**ROWS**.
══════════════════════════════
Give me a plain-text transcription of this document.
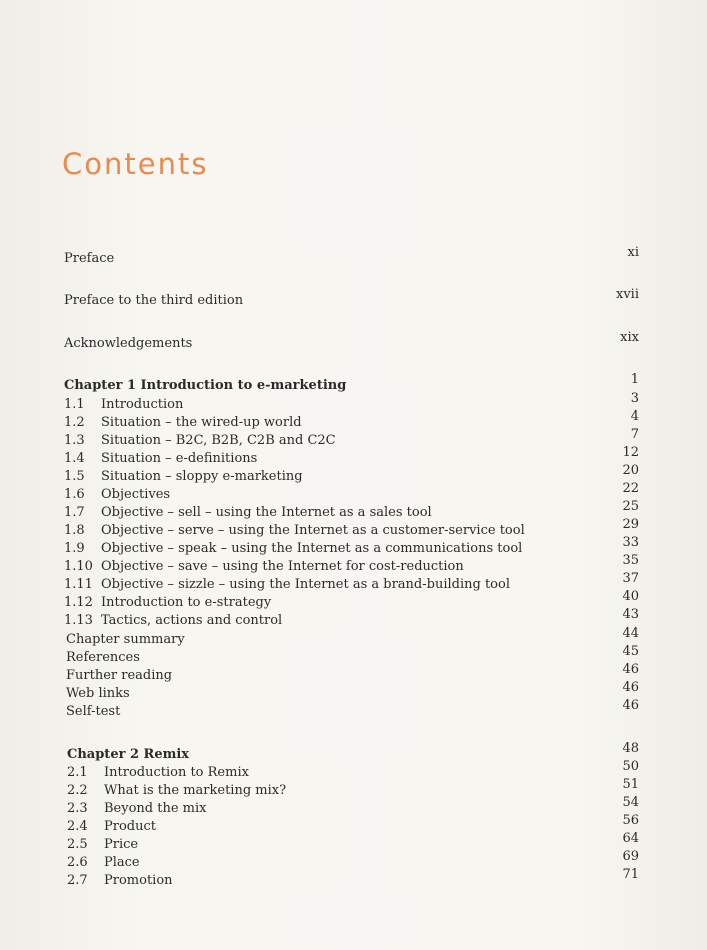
Contents
Preface	xi
Preface to the third edition	xvii
Acknowledgements	xix
Chapter 1 Introduction to e-marketing	1
1.1 Introduction	3
1.2 Situation – the wired-up world	4
1.3 Situation – B2C, B2B, C2B and C2C	7
1.4 Situation – e-definitions	12
1.5 Situation – sloppy e-marketing	20
1.6 Objectives	22
1.7 Objective – sell – using the Internet as a sales tool	25
1.8 Objective – serve – using the Internet as a customer-service tool	29
1.9 Objective – speak – using the Internet as a communications tool	33
1.10 Objective – save – using the Internet for cost-reduction	35
1.11 Objective – sizzle – using the Internet as a brand-building tool	37
1.12 Introduction to e-strategy	40
1.13 Tactics, actions and control	43
Chapter summary	44
References	45
Further reading	46
Web links	46
Self-test	46
Chapter 2 Remix	48
2.1 Introduction to Remix	50
2.2 What is the marketing mix?	51
2.3 Beyond the mix	54
2.4 Product	56
2.5 Price	64
2.6 Place	69
2.7 Promotion	71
══════════════════════════════
**WHAT TO DO**. Only the count is wanted: report how many lines of the material above hold the word "Chapter".

**FULL RESPONSE**. 3